What you will do -
Do any lines in the data below contain "ยกใช"? If so, copy every one of them.

• • • •

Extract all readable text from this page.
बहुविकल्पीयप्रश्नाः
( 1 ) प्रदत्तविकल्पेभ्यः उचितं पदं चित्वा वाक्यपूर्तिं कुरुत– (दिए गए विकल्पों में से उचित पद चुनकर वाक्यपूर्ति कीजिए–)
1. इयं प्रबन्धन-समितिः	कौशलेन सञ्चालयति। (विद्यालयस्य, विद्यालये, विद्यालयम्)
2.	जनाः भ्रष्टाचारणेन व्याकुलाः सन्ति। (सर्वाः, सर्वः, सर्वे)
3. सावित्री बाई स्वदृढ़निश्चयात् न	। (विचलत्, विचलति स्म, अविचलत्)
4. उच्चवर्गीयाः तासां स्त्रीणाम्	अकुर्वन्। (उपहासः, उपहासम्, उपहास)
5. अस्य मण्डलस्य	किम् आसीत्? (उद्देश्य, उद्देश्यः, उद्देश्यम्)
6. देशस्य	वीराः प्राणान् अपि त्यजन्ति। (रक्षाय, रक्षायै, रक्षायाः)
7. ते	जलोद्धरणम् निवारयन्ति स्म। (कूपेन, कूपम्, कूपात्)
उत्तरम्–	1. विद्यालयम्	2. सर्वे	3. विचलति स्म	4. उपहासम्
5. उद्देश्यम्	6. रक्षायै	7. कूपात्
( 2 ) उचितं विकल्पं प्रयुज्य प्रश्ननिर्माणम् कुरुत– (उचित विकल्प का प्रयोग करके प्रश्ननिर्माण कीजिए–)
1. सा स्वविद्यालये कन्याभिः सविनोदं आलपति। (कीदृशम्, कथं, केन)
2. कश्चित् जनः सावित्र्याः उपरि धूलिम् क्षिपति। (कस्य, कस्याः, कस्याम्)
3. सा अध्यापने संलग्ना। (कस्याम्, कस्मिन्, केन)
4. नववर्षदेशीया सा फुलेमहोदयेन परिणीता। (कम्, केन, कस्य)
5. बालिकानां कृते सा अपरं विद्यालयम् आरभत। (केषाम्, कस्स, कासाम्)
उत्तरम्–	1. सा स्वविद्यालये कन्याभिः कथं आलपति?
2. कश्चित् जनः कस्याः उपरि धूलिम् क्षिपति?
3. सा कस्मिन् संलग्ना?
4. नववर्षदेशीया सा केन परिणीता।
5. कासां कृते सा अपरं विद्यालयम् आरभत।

• • • •

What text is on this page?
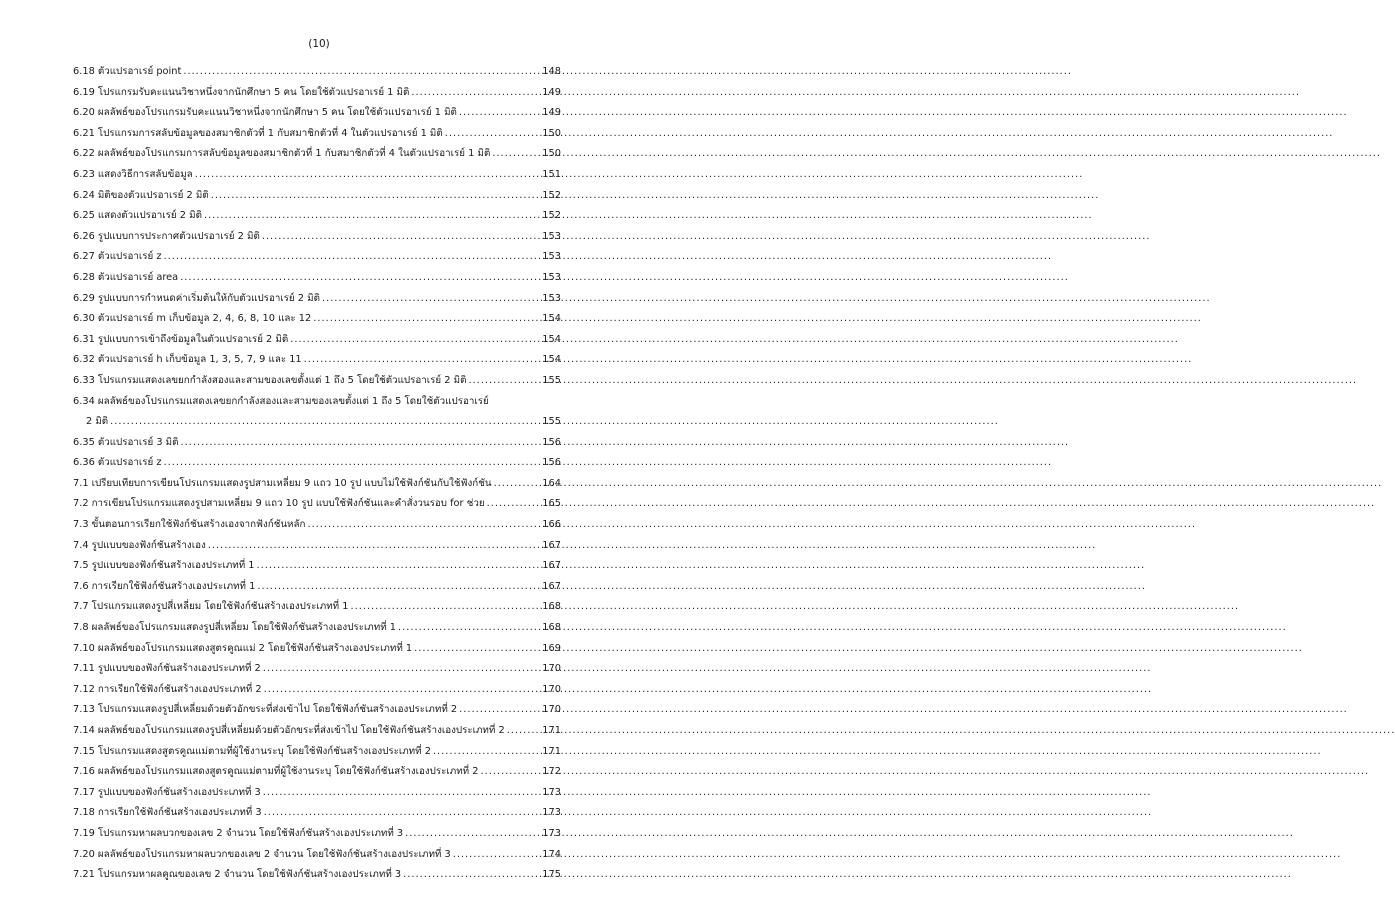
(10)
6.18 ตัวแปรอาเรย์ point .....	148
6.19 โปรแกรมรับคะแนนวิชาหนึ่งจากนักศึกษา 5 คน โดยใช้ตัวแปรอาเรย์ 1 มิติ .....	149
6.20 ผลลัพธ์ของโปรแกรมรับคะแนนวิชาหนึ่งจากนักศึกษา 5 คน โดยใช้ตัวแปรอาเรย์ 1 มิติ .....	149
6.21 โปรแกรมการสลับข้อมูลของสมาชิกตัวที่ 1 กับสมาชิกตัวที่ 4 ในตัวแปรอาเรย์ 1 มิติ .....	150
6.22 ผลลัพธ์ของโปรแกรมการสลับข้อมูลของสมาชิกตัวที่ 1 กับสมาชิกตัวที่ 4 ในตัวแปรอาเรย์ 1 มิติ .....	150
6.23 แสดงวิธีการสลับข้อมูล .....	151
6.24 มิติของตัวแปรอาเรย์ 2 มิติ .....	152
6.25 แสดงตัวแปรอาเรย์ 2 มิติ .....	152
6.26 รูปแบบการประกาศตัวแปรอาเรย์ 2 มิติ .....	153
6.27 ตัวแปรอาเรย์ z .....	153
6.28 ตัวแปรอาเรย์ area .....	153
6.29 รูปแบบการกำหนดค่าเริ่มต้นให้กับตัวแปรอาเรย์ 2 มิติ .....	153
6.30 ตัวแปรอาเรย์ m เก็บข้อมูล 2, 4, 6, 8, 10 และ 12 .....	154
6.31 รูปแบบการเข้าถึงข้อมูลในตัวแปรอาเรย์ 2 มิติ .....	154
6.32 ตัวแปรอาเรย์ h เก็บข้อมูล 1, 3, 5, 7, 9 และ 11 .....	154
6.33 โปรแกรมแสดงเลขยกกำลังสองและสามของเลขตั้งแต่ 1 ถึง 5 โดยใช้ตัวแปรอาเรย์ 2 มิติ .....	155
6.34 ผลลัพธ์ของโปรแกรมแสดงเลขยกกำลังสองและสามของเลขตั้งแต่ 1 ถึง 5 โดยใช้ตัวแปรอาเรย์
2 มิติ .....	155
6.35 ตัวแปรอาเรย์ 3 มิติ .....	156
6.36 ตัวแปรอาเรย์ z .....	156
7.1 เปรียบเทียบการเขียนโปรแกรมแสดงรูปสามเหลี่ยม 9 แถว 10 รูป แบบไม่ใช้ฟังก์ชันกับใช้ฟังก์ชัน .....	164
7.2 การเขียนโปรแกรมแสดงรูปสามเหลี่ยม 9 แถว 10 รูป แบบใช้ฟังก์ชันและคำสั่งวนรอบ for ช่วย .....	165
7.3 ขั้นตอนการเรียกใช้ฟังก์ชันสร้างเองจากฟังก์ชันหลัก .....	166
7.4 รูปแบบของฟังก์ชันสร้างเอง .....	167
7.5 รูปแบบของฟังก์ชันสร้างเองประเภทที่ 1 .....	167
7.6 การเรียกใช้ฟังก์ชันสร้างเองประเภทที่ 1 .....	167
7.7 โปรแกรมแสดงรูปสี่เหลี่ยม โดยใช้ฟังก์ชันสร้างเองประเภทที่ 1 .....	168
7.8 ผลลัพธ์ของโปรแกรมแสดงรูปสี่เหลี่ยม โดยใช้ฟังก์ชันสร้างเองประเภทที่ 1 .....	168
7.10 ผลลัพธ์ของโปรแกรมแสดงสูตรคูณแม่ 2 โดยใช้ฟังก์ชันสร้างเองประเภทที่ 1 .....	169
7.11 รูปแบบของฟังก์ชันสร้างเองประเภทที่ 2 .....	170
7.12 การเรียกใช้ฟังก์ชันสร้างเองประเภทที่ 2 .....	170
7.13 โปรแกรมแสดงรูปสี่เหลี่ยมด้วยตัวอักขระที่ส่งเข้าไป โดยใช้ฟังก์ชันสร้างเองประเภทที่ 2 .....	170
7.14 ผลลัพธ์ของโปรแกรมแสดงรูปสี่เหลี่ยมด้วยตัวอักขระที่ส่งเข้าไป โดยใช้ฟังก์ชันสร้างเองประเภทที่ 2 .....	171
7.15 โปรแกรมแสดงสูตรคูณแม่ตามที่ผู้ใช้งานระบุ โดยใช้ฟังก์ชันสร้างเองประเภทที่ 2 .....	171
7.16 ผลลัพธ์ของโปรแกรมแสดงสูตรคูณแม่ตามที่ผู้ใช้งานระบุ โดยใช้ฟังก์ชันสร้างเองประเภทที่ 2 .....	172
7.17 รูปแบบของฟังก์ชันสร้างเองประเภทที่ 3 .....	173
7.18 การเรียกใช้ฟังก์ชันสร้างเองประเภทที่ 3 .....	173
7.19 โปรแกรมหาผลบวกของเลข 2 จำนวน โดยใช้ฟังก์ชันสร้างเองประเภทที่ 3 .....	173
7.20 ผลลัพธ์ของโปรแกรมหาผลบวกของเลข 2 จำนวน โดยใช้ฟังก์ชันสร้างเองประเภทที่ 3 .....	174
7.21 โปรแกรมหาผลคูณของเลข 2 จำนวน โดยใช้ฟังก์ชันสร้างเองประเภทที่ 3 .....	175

• • • •

Answer for the task -
7.3 ขั้นตอนการเรียกใช้ฟังก์ชันสร้างเองจากฟังก์ชันหลัก .....	166
7.6 การเรียกใช้ฟังก์ชันสร้างเองประเภทที่ 1 .....	167
7.12 การเรียกใช้ฟังก์ชันสร้างเองประเภทที่ 2 .....	170
7.18 การเรียกใช้ฟังก์ชันสร้างเองประเภทที่ 3 .....	173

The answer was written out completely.